## Problem to work on
Report only the number of lines in the records that contain the word "scroll".

## Data rows

# # # #

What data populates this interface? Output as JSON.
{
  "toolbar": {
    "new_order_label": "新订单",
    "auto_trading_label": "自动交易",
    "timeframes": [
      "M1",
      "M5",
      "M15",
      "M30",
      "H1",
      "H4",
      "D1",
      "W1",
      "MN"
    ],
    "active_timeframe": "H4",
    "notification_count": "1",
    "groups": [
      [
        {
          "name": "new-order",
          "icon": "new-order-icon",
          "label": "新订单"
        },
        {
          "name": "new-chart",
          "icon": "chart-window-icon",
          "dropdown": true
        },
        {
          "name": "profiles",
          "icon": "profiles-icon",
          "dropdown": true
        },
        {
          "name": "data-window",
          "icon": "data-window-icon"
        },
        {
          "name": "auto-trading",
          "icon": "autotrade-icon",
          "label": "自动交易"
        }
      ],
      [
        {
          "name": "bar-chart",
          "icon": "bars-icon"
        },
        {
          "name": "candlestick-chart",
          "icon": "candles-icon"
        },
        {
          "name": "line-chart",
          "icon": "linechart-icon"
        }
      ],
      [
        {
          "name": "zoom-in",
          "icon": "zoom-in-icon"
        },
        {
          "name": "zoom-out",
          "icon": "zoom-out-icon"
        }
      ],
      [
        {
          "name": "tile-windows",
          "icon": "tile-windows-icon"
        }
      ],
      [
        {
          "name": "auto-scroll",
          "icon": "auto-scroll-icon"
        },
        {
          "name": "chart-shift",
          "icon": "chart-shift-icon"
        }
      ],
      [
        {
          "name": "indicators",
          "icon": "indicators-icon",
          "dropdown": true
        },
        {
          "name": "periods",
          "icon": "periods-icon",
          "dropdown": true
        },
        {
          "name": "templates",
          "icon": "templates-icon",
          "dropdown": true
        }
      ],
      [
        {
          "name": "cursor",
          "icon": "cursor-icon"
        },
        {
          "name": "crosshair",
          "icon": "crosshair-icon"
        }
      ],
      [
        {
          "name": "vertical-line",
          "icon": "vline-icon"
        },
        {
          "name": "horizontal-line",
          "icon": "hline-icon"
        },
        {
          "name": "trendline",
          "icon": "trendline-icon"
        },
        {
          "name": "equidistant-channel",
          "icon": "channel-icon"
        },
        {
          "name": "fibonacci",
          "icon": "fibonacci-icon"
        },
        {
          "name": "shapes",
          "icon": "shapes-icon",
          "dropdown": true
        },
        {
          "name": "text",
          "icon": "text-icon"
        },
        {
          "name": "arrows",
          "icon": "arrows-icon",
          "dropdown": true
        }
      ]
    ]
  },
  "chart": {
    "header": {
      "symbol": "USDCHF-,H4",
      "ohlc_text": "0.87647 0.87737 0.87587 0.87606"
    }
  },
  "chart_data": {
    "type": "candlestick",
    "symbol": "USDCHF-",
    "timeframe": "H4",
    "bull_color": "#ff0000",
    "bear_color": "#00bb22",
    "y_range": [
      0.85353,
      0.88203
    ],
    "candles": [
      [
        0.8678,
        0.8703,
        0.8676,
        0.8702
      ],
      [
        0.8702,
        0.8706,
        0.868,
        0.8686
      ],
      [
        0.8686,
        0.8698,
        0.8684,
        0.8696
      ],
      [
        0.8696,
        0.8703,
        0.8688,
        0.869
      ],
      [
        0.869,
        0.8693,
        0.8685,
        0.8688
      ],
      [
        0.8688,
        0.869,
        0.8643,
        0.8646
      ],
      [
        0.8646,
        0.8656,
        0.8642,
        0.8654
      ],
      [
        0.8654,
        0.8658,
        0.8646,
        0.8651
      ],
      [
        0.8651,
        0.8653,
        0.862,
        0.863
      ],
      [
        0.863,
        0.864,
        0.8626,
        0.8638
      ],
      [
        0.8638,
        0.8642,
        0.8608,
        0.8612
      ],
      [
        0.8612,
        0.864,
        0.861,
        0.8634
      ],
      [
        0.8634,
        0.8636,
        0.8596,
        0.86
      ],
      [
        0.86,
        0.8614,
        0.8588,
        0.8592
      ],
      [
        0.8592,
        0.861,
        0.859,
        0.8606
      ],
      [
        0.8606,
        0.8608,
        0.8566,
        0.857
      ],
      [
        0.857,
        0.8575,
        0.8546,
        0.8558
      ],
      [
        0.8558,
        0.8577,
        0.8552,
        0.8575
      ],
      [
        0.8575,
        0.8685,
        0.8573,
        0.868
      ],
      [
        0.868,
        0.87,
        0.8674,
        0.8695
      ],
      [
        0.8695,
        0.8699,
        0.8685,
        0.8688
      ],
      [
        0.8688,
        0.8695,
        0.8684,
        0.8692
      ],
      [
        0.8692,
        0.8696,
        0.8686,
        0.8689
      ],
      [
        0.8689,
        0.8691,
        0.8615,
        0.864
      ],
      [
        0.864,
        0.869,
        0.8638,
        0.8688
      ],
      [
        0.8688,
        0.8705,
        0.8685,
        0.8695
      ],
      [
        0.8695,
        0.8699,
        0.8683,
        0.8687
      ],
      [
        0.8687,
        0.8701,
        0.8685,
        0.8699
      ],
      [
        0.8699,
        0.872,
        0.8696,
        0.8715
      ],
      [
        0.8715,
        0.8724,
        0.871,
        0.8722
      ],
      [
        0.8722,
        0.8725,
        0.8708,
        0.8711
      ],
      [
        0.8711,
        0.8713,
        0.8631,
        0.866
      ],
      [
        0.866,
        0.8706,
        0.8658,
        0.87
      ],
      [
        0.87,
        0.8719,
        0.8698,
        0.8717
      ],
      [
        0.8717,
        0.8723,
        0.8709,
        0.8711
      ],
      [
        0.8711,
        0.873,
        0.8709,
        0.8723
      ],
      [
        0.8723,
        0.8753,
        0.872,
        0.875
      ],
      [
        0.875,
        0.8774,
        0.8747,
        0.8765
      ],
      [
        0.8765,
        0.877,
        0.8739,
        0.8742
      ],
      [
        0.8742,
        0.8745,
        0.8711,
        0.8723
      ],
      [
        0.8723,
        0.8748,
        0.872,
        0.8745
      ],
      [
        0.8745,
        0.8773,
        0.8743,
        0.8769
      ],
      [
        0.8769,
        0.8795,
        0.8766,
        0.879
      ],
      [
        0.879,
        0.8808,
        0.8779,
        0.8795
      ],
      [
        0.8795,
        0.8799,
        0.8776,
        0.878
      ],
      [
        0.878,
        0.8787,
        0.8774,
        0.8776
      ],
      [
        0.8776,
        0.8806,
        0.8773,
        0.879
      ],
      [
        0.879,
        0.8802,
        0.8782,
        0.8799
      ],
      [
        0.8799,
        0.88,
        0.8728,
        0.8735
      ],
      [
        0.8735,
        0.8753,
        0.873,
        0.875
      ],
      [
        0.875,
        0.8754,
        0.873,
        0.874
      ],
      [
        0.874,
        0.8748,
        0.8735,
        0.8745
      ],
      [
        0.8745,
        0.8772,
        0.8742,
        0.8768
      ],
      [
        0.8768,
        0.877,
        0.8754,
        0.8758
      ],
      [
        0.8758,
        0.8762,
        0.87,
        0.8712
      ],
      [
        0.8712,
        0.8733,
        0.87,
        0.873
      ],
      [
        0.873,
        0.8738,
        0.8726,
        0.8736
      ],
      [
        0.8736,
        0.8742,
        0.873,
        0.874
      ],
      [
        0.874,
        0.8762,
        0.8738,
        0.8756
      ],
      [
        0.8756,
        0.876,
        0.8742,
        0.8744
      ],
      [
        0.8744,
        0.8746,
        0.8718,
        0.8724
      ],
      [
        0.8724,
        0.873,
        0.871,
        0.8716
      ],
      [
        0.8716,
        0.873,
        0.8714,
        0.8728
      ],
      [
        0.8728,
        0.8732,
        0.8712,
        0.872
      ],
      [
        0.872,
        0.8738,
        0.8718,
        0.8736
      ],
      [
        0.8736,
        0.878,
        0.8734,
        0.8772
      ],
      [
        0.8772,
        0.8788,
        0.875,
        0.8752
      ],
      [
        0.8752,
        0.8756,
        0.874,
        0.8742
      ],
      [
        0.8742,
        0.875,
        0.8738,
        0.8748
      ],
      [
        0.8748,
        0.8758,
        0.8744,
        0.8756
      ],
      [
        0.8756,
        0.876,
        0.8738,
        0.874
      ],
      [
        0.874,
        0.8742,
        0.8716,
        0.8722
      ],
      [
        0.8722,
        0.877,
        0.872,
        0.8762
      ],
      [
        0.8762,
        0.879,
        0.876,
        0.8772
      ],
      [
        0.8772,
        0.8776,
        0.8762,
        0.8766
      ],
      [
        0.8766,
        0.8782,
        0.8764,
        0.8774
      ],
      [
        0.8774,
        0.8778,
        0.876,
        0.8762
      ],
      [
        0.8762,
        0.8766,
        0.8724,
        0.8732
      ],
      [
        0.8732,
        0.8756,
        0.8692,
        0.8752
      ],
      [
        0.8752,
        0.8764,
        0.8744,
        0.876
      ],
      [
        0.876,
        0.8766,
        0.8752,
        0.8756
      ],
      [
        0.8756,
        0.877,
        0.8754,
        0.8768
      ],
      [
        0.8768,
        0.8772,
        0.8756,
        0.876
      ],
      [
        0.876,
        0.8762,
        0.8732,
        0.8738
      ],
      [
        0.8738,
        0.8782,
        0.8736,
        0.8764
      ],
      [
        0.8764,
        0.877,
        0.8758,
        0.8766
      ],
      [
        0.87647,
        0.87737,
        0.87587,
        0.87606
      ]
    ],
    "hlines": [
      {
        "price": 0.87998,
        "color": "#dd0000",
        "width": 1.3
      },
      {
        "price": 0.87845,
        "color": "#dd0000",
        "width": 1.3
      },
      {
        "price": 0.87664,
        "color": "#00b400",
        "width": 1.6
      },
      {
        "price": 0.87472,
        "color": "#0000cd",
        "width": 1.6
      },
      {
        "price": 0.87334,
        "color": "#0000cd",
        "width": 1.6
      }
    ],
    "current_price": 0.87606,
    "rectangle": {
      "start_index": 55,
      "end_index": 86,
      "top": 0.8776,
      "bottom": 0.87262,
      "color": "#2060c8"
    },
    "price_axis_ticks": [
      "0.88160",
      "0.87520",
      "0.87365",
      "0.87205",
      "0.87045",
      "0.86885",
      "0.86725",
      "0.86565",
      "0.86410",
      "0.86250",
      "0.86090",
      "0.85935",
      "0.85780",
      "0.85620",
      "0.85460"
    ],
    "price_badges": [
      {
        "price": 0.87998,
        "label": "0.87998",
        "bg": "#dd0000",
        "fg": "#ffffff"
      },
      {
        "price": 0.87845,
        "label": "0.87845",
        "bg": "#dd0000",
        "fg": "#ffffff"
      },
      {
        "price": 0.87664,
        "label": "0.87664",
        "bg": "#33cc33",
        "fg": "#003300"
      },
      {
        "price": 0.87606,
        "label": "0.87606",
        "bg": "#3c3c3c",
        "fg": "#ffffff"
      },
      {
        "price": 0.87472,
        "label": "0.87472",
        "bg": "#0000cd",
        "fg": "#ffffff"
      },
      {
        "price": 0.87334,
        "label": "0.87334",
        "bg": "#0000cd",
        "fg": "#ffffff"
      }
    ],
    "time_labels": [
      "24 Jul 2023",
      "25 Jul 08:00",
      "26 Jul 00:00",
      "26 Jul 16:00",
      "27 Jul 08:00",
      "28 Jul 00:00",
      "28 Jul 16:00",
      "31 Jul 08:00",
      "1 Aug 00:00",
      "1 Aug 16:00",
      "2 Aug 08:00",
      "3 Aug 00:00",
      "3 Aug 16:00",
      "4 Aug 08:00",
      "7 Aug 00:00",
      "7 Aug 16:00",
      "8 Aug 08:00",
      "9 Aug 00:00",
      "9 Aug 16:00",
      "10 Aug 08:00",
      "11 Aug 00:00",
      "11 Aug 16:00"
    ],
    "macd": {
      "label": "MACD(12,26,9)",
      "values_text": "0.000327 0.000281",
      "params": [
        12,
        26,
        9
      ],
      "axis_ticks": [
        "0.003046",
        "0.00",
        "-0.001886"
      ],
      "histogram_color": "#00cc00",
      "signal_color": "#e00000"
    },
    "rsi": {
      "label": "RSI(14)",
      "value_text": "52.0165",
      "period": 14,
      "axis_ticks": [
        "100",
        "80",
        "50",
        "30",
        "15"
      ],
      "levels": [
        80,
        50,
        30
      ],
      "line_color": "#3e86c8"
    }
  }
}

# # # #

## Result
2